-- DATA SECTION start --

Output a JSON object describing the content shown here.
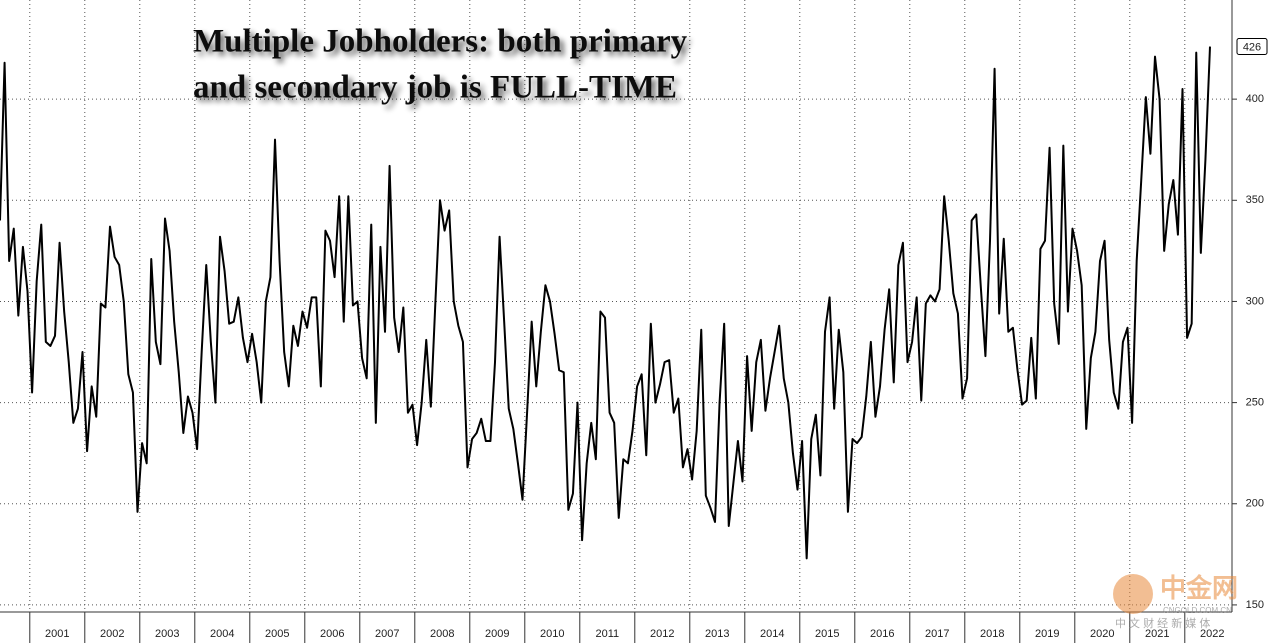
{
  "chart_data": {
    "type": "line",
    "title": [
      "Multiple Jobholders: both primary",
      "and secondary job is FULL-TIME"
    ],
    "x": [
      null,
      null,
      null,
      null,
      null,
      null,
      null,
      null,
      null,
      null,
      null,
      null,
      "2001",
      null,
      null,
      null,
      null,
      null,
      null,
      null,
      null,
      null,
      null,
      null,
      "2002",
      null,
      null,
      null,
      null,
      null,
      null,
      null,
      null,
      null,
      null,
      null,
      "2003",
      null,
      null,
      null,
      null,
      null,
      null,
      null,
      null,
      null,
      null,
      null,
      "2004",
      null,
      null,
      null,
      null,
      null,
      null,
      null,
      null,
      null,
      null,
      null,
      "2005",
      null,
      null,
      null,
      null,
      null,
      null,
      null,
      null,
      null,
      null,
      null,
      "2006",
      null,
      null,
      null,
      null,
      null,
      null,
      null,
      null,
      null,
      null,
      null,
      "2007",
      null,
      null,
      null,
      null,
      null,
      null,
      null,
      null,
      null,
      null,
      null,
      "2008",
      null,
      null,
      null,
      null,
      null,
      null,
      null,
      null,
      null,
      null,
      null,
      "2009",
      null,
      null,
      null,
      null,
      null,
      null,
      null,
      null,
      null,
      null,
      null,
      "2010",
      null,
      null,
      null,
      null,
      null,
      null,
      null,
      null,
      null,
      null,
      null,
      "2011",
      null,
      null,
      null,
      null,
      null,
      null,
      null,
      null,
      null,
      null,
      null,
      "2012",
      null,
      null,
      null,
      null,
      null,
      null,
      null,
      null,
      null,
      null,
      null,
      "2013",
      null,
      null,
      null,
      null,
      null,
      null,
      null,
      null,
      null,
      null,
      null,
      "2014",
      null,
      null,
      null,
      null,
      null,
      null,
      null,
      null,
      null,
      null,
      null,
      "2015",
      null,
      null,
      null,
      null,
      null,
      null,
      null,
      null,
      null,
      null,
      null,
      "2016",
      null,
      null,
      null,
      null,
      null,
      null,
      null,
      null,
      null,
      null,
      null,
      "2017",
      null,
      null,
      null,
      null,
      null,
      null,
      null,
      null,
      null,
      null,
      null,
      "2018",
      null,
      null,
      null,
      null,
      null,
      null,
      null,
      null,
      null,
      null,
      null,
      "2019",
      null,
      null,
      null,
      null,
      null,
      null,
      null,
      null,
      null,
      null,
      null,
      "2020",
      null,
      null,
      null,
      null,
      null,
      null,
      null,
      null,
      null,
      null,
      null,
      "2021",
      null,
      null,
      null,
      null,
      null,
      null,
      null,
      null,
      null,
      null,
      null,
      "2022"
    ],
    "values": [
      340,
      418,
      320,
      336,
      293,
      327,
      305,
      255,
      310,
      338,
      280,
      278,
      283,
      329,
      295,
      270,
      240,
      247,
      275,
      226,
      258,
      243,
      299,
      297,
      337,
      322,
      318,
      300,
      264,
      255,
      196,
      230,
      220,
      321,
      280,
      269,
      341,
      325,
      290,
      265,
      235,
      253,
      245,
      227,
      275,
      318,
      280,
      250,
      332,
      315,
      289,
      290,
      302,
      282,
      270,
      284,
      270,
      250,
      300,
      312,
      380,
      320,
      275,
      258,
      288,
      278,
      295,
      287,
      302,
      302,
      258,
      335,
      330,
      312,
      352,
      290,
      352,
      298,
      300,
      272,
      262,
      338,
      240,
      327,
      285,
      367,
      292,
      275,
      297,
      245,
      249,
      229,
      250,
      281,
      248,
      300,
      350,
      335,
      345,
      300,
      288,
      280,
      218,
      232,
      235,
      242,
      231,
      231,
      270,
      332,
      290,
      247,
      237,
      220,
      202,
      245,
      290,
      258,
      285,
      308,
      300,
      284,
      266,
      265,
      197,
      205,
      250,
      182,
      220,
      240,
      222,
      295,
      292,
      245,
      240,
      193,
      222,
      220,
      236,
      258,
      264,
      224,
      289,
      250,
      259,
      270,
      271,
      245,
      252,
      218,
      227,
      212,
      236,
      286,
      204,
      198,
      191,
      250,
      289,
      189,
      210,
      231,
      211,
      273,
      236,
      270,
      281,
      246,
      262,
      275,
      288,
      262,
      250,
      225,
      207,
      231,
      173,
      232,
      244,
      214,
      285,
      302,
      247,
      286,
      265,
      196,
      232,
      230,
      233,
      253,
      280,
      243,
      258,
      286,
      306,
      260,
      318,
      329,
      270,
      280,
      302,
      251,
      299,
      303,
      300,
      306,
      352,
      330,
      304,
      294,
      252,
      262,
      340,
      343,
      307,
      273,
      330,
      415,
      294,
      331,
      285,
      287,
      266,
      249,
      251,
      282,
      252,
      326,
      330,
      376,
      299,
      279,
      377,
      295,
      336,
      325,
      308,
      237,
      272,
      285,
      320,
      330,
      281,
      255,
      247,
      280,
      287,
      240,
      320,
      360,
      401,
      373,
      421,
      400,
      325,
      348,
      360,
      333,
      405,
      282,
      289,
      423,
      324,
      370,
      426
    ],
    "color": "#000000",
    "ylim": [
      146.5,
      449
    ],
    "yticks": [
      150,
      200,
      250,
      300,
      350,
      400
    ],
    "grid": true,
    "watermark": [
      "中金网",
      "CNGOLD.COM.CN",
      "中 文 财 经 新 媒 体"
    ]
  }
}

-- DATA SECTION end --

_THE REQUEST_
Repeat the full listing above exactly, with no pictures in the copy.

_RESULT FOR THIS EXERCISE_
Output a JSON object describing the content shown here.
{
  "chart_data": {
    "type": "line",
    "title": [
      "Multiple Jobholders: both primary",
      "and secondary job is FULL-TIME"
    ],
    "x": [
      null,
      null,
      null,
      null,
      null,
      null,
      null,
      null,
      null,
      null,
      null,
      null,
      "2001",
      null,
      null,
      null,
      null,
      null,
      null,
      null,
      null,
      null,
      null,
      null,
      "2002",
      null,
      null,
      null,
      null,
      null,
      null,
      null,
      null,
      null,
      null,
      null,
      "2003",
      null,
      null,
      null,
      null,
      null,
      null,
      null,
      null,
      null,
      null,
      null,
      "2004",
      null,
      null,
      null,
      null,
      null,
      null,
      null,
      null,
      null,
      null,
      null,
      "2005",
      null,
      null,
      null,
      null,
      null,
      null,
      null,
      null,
      null,
      null,
      null,
      "2006",
      null,
      null,
      null,
      null,
      null,
      null,
      null,
      null,
      null,
      null,
      null,
      "2007",
      null,
      null,
      null,
      null,
      null,
      null,
      null,
      null,
      null,
      null,
      null,
      "2008",
      null,
      null,
      null,
      null,
      null,
      null,
      null,
      null,
      null,
      null,
      null,
      "2009",
      null,
      null,
      null,
      null,
      null,
      null,
      null,
      null,
      null,
      null,
      null,
      "2010",
      null,
      null,
      null,
      null,
      null,
      null,
      null,
      null,
      null,
      null,
      null,
      "2011",
      null,
      null,
      null,
      null,
      null,
      null,
      null,
      null,
      null,
      null,
      null,
      "2012",
      null,
      null,
      null,
      null,
      null,
      null,
      null,
      null,
      null,
      null,
      null,
      "2013",
      null,
      null,
      null,
      null,
      null,
      null,
      null,
      null,
      null,
      null,
      null,
      "2014",
      null,
      null,
      null,
      null,
      null,
      null,
      null,
      null,
      null,
      null,
      null,
      "2015",
      null,
      null,
      null,
      null,
      null,
      null,
      null,
      null,
      null,
      null,
      null,
      "2016",
      null,
      null,
      null,
      null,
      null,
      null,
      null,
      null,
      null,
      null,
      null,
      "2017",
      null,
      null,
      null,
      null,
      null,
      null,
      null,
      null,
      null,
      null,
      null,
      "2018",
      null,
      null,
      null,
      null,
      null,
      null,
      null,
      null,
      null,
      null,
      null,
      "2019",
      null,
      null,
      null,
      null,
      null,
      null,
      null,
      null,
      null,
      null,
      null,
      "2020",
      null,
      null,
      null,
      null,
      null,
      null,
      null,
      null,
      null,
      null,
      null,
      "2021",
      null,
      null,
      null,
      null,
      null,
      null,
      null,
      null,
      null,
      null,
      null,
      "2022"
    ],
    "values": [
      340,
      418,
      320,
      336,
      293,
      327,
      305,
      255,
      310,
      338,
      280,
      278,
      283,
      329,
      295,
      270,
      240,
      247,
      275,
      226,
      258,
      243,
      299,
      297,
      337,
      322,
      318,
      300,
      264,
      255,
      196,
      230,
      220,
      321,
      280,
      269,
      341,
      325,
      290,
      265,
      235,
      253,
      245,
      227,
      275,
      318,
      280,
      250,
      332,
      315,
      289,
      290,
      302,
      282,
      270,
      284,
      270,
      250,
      300,
      312,
      380,
      320,
      275,
      258,
      288,
      278,
      295,
      287,
      302,
      302,
      258,
      335,
      330,
      312,
      352,
      290,
      352,
      298,
      300,
      272,
      262,
      338,
      240,
      327,
      285,
      367,
      292,
      275,
      297,
      245,
      249,
      229,
      250,
      281,
      248,
      300,
      350,
      335,
      345,
      300,
      288,
      280,
      218,
      232,
      235,
      242,
      231,
      231,
      270,
      332,
      290,
      247,
      237,
      220,
      202,
      245,
      290,
      258,
      285,
      308,
      300,
      284,
      266,
      265,
      197,
      205,
      250,
      182,
      220,
      240,
      222,
      295,
      292,
      245,
      240,
      193,
      222,
      220,
      236,
      258,
      264,
      224,
      289,
      250,
      259,
      270,
      271,
      245,
      252,
      218,
      227,
      212,
      236,
      286,
      204,
      198,
      191,
      250,
      289,
      189,
      210,
      231,
      211,
      273,
      236,
      270,
      281,
      246,
      262,
      275,
      288,
      262,
      250,
      225,
      207,
      231,
      173,
      232,
      244,
      214,
      285,
      302,
      247,
      286,
      265,
      196,
      232,
      230,
      233,
      253,
      280,
      243,
      258,
      286,
      306,
      260,
      318,
      329,
      270,
      280,
      302,
      251,
      299,
      303,
      300,
      306,
      352,
      330,
      304,
      294,
      252,
      262,
      340,
      343,
      307,
      273,
      330,
      415,
      294,
      331,
      285,
      287,
      266,
      249,
      251,
      282,
      252,
      326,
      330,
      376,
      299,
      279,
      377,
      295,
      336,
      325,
      308,
      237,
      272,
      285,
      320,
      330,
      281,
      255,
      247,
      280,
      287,
      240,
      320,
      360,
      401,
      373,
      421,
      400,
      325,
      348,
      360,
      333,
      405,
      282,
      289,
      423,
      324,
      370,
      426
    ],
    "color": "#000000",
    "ylim": [
      146.5,
      449
    ],
    "yticks": [
      150,
      200,
      250,
      300,
      350,
      400
    ],
    "grid": true,
    "watermark": [
      "中金网",
      "CNGOLD.COM.CN",
      "中 文 财 经 新 媒 体"
    ]
  }
}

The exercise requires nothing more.